BEGIN PROVIDED ENTRIES
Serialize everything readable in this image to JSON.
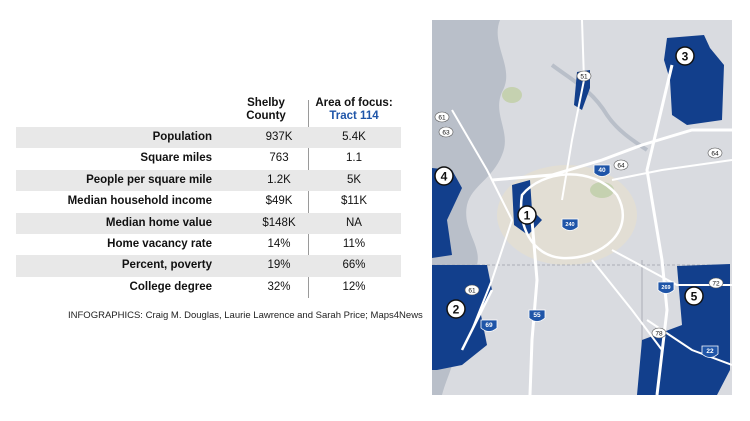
{
  "table": {
    "columns": {
      "county_line1": "Shelby",
      "county_line2": "County",
      "focus_line1": "Area of focus:",
      "focus_line2": "Tract 114"
    },
    "rows": [
      {
        "label": "Population",
        "county": "937K",
        "tract": "5.4K"
      },
      {
        "label": "Square miles",
        "county": "763",
        "tract": "1.1"
      },
      {
        "label": "People per square mile",
        "county": "1.2K",
        "tract": "5K"
      },
      {
        "label": "Median household income",
        "county": "$49K",
        "tract": "$11K"
      },
      {
        "label": "Median home value",
        "county": "$148K",
        "tract": "NA"
      },
      {
        "label": "Home vacancy rate",
        "county": "14%",
        "tract": "11%"
      },
      {
        "label": "Percent, poverty",
        "county": "19%",
        "tract": "66%"
      },
      {
        "label": "College degree",
        "county": "32%",
        "tract": "12%"
      }
    ]
  },
  "credit": "INFOGRAPHICS: Craig M. Douglas, Laurie Lawrence and Sarah Price; Maps4News",
  "map": {
    "area_markers": [
      "1",
      "2",
      "3",
      "4",
      "5"
    ],
    "route_shields": {
      "r51": "51",
      "r61a": "61",
      "r63": "63",
      "r64a": "64",
      "r64b": "64",
      "r40": "40",
      "r240": "240",
      "r61b": "61",
      "r69": "69",
      "r55": "55",
      "r269": "269",
      "r72": "72",
      "r78": "78",
      "r22": "22"
    },
    "colors": {
      "tract_fill": "#123f8c",
      "land": "#d9dbe0",
      "water": "#b9bfc9",
      "roads": "#ffffff",
      "interstate_shield": "#1f55a8",
      "accent_text": "#1f55a8"
    }
  }
}
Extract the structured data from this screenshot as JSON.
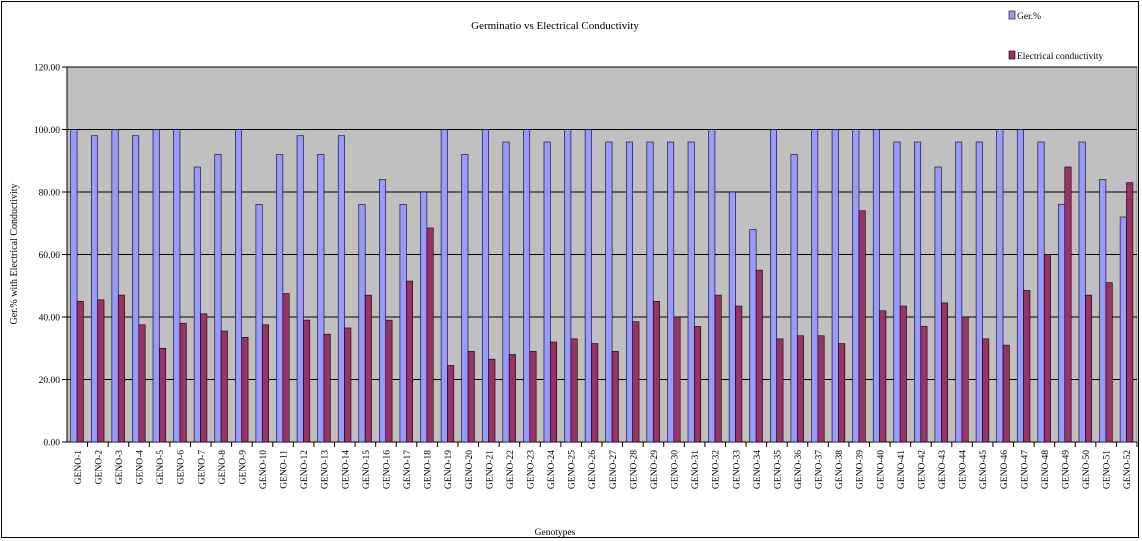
{
  "chart_data": {
    "type": "bar",
    "title": "Germinatio vs Electrical Conductivity",
    "xlabel": "Genotypes",
    "ylabel": "Ger.% with Electrical Conductivity",
    "ylim": [
      0,
      120
    ],
    "yticks": [
      "0.00",
      "20.00",
      "40.00",
      "60.00",
      "80.00",
      "100.00",
      "120.00"
    ],
    "grid": true,
    "legend_position": "top-right",
    "plot_background": "#c0c0c0",
    "categories": [
      "GENO-1",
      "GENO-2",
      "GENO-3",
      "GENO-4",
      "GENO-5",
      "GENO-6",
      "GENO-7",
      "GENO-8",
      "GENO-9",
      "GENO-10",
      "GENO-11",
      "GENO-12",
      "GENO-13",
      "GENO-14",
      "GENO-15",
      "GENO-16",
      "GENO-17",
      "GENO-18",
      "GENO-19",
      "GENO-20",
      "GENO-21",
      "GENO-22",
      "GENO-23",
      "GENO-24",
      "GENO-25",
      "GENO-26",
      "GENO-27",
      "GENO-28",
      "GENO-29",
      "GENO-30",
      "GENO-31",
      "GENO-32",
      "GENO-33",
      "GENO-34",
      "GENO-35",
      "GENO-36",
      "GENO-37",
      "GENO-38",
      "GENO-39",
      "GENO-40",
      "GENO-41",
      "GENO-42",
      "GENO-43",
      "GENO-44",
      "GENO-45",
      "GENO-46",
      "GENO-47",
      "GENO-48",
      "GENO-49",
      "GENO-50",
      "GENO-51",
      "GENO-52"
    ],
    "series": [
      {
        "name": "Ger.%",
        "color": "#9999ff",
        "values": [
          100,
          98,
          100,
          98,
          100,
          100,
          88,
          92,
          100,
          76,
          92,
          98,
          92,
          98,
          76,
          84,
          76,
          80,
          100,
          92,
          100,
          96,
          100,
          96,
          100,
          100,
          96,
          96,
          96,
          96,
          96,
          100,
          80,
          68,
          100,
          92,
          100,
          100,
          100,
          100,
          96,
          96,
          88,
          96,
          96,
          100,
          100,
          96,
          76,
          96,
          84,
          72
        ]
      },
      {
        "name": "Electrical conductivity",
        "color": "#993366",
        "values": [
          45,
          45.5,
          47,
          37.5,
          30,
          38,
          41,
          35.5,
          33.5,
          37.5,
          47.5,
          39,
          34.5,
          36.5,
          47,
          39,
          51.5,
          68.5,
          24.5,
          29,
          26.5,
          28,
          29,
          32,
          33,
          31.5,
          29,
          38.5,
          45,
          40,
          37,
          47,
          43.5,
          55,
          33,
          34,
          34,
          31.5,
          74,
          42,
          43.5,
          37,
          44.5,
          40,
          33,
          31,
          48.5,
          60,
          88,
          47,
          51,
          83
        ]
      }
    ]
  }
}
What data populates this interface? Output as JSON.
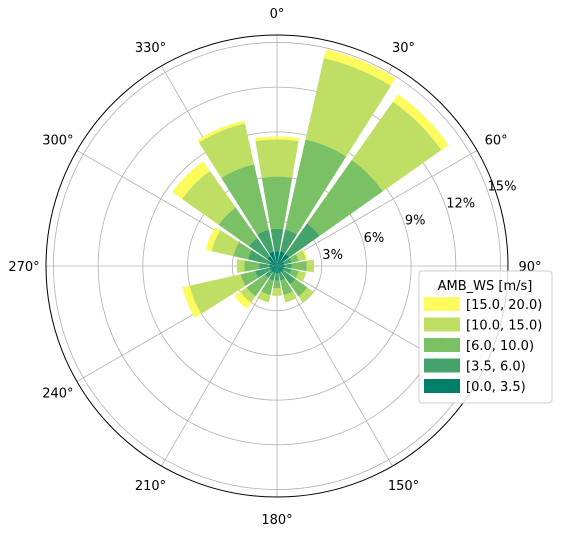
{
  "chart_data": {
    "type": "windrose",
    "direction_tick_labels": [
      "0°",
      "30°",
      "60°",
      "90°",
      "150°",
      "180°",
      "210°",
      "240°",
      "270°",
      "300°",
      "330°"
    ],
    "radial_tick_labels": [
      "3%",
      "6%",
      "9%",
      "12%",
      "15%"
    ],
    "radial_ticks": [
      3,
      6,
      9,
      12,
      15
    ],
    "rmax": 15.5,
    "legend_title": "AMB_WS [m/s]",
    "legend_placement": "right",
    "grid": true,
    "sector_directions": [
      0,
      22.5,
      45,
      67.5,
      90,
      112.5,
      135,
      157.5,
      180,
      202.5,
      225,
      247.5,
      270,
      292.5,
      315,
      337.5
    ],
    "series": [
      {
        "name": "[0.0, 3.5)",
        "color": "#00806a",
        "values": [
          1.0,
          1.0,
          1.0,
          0.5,
          0.5,
          0.5,
          0.5,
          0.5,
          0.5,
          0.5,
          0.5,
          0.5,
          0.5,
          0.5,
          0.8,
          1.0
        ]
      },
      {
        "name": "[3.5, 6.0)",
        "color": "#44a36b",
        "values": [
          1.5,
          1.5,
          2.5,
          0.5,
          0.5,
          0.5,
          1.0,
          0.5,
          0.5,
          0.5,
          0.5,
          1.0,
          0.7,
          1.5,
          1.5,
          1.5
        ]
      },
      {
        "name": "[6.0, 10.0)",
        "color": "#7ac065",
        "values": [
          3.5,
          6.2,
          5.2,
          0.5,
          1.0,
          0.5,
          1.0,
          1.0,
          0.5,
          1.0,
          1.5,
          1.0,
          1.0,
          1.0,
          2.5,
          4.5
        ]
      },
      {
        "name": "[10.0, 15.0)",
        "color": "#bfdf64",
        "values": [
          2.5,
          5.6,
          4.8,
          0.5,
          0.5,
          0.5,
          0.5,
          0.5,
          0.5,
          0.5,
          0.5,
          3.5,
          0.5,
          1.5,
          3.0,
          2.8
        ]
      },
      {
        "name": "[15.0, 20.0)",
        "color": "#fefb5c",
        "values": [
          0.2,
          0.6,
          0.6,
          0.1,
          0.0,
          0.0,
          0.0,
          0.0,
          0.0,
          0.0,
          0.5,
          0.5,
          0.0,
          0.4,
          0.8,
          0.2
        ]
      }
    ]
  }
}
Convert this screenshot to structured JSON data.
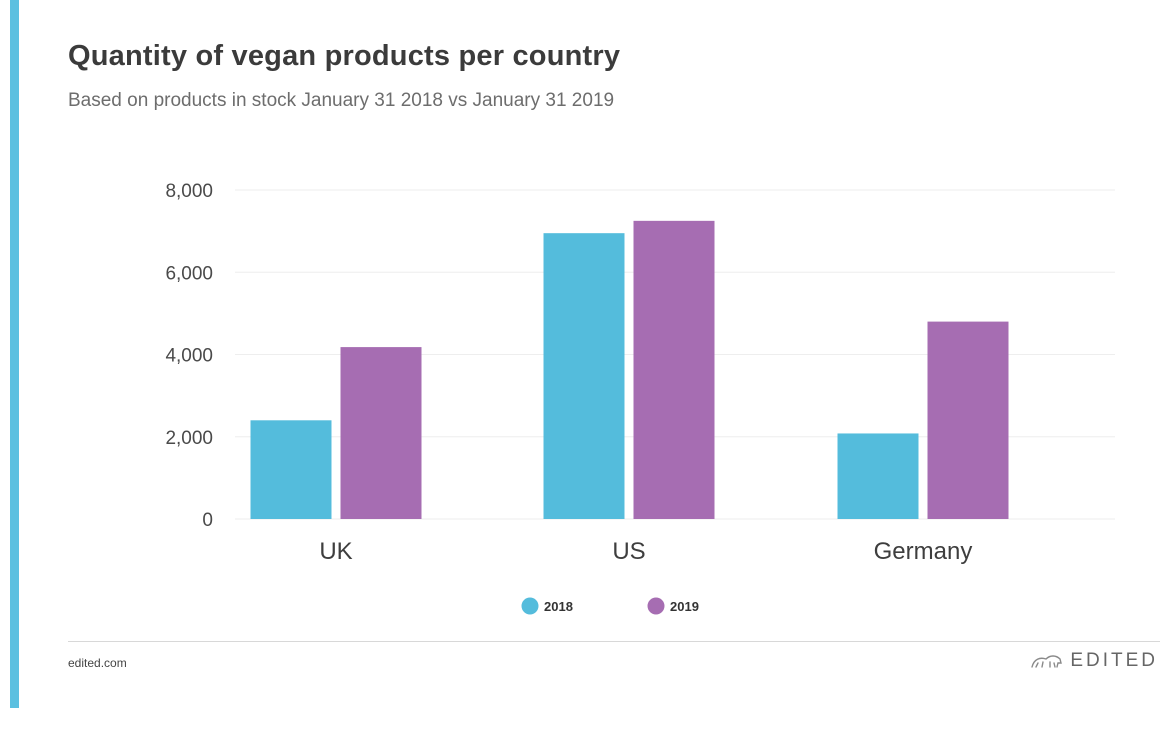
{
  "header": {
    "title": "Quantity of vegan products per country",
    "subtitle": "Based on products in stock January 31 2018 vs January 31 2019"
  },
  "colors": {
    "accent": "#5bc0e0",
    "series_2018": "#54bcdc",
    "series_2019": "#a66db2",
    "grid": "#eeeeee"
  },
  "chart_data": {
    "type": "bar",
    "categories": [
      "UK",
      "US",
      "Germany"
    ],
    "series": [
      {
        "name": "2018",
        "values": [
          2400,
          6950,
          2080
        ]
      },
      {
        "name": "2019",
        "values": [
          4180,
          7250,
          4800
        ]
      }
    ],
    "yticks": [
      "0",
      "2,000",
      "4,000",
      "6,000",
      "8,000"
    ],
    "ytick_values": [
      0,
      2000,
      4000,
      6000,
      8000
    ],
    "ylim": [
      0,
      8000
    ],
    "title": "Quantity of vegan products per country",
    "xlabel": "",
    "ylabel": "",
    "legend_position": "bottom-center",
    "grid": true
  },
  "footer": {
    "site": "edited.com",
    "brand": "EDITED",
    "brand_icon": "bear-icon"
  }
}
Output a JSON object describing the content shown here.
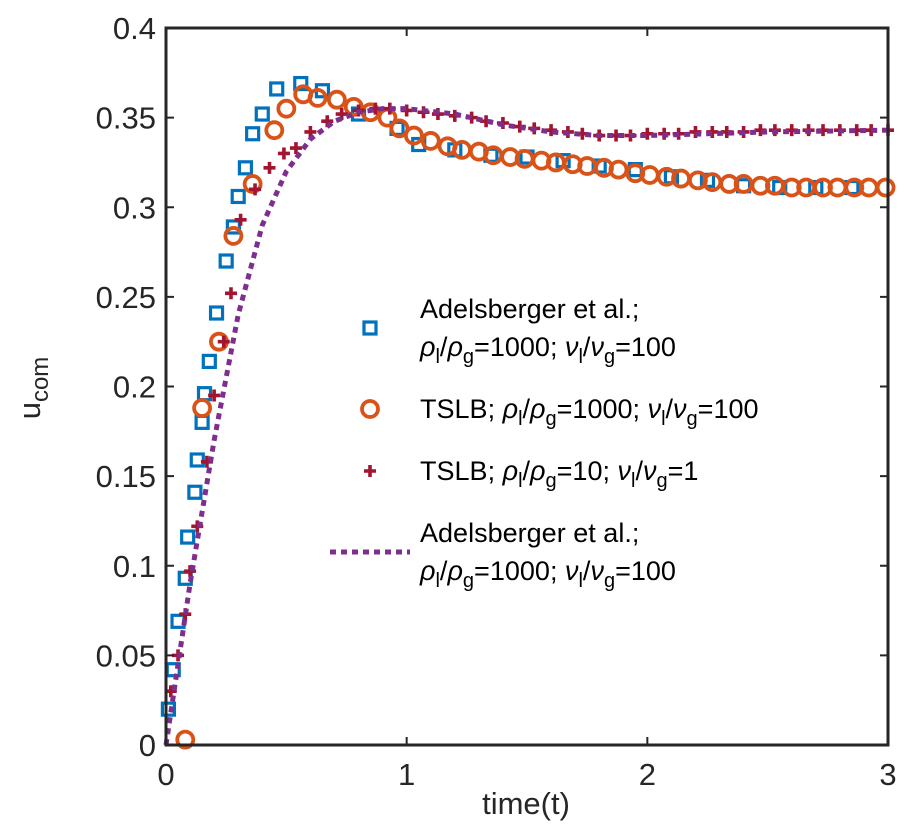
END PROVIDED ENTRIES
__PROMPT__
Show the lines of the records that include the string "ylabel".

__RESPONSE TO THE EXERCISE__
    "ylabel": "Ger.% with Electrical Conductivity",
    "ylabel": "",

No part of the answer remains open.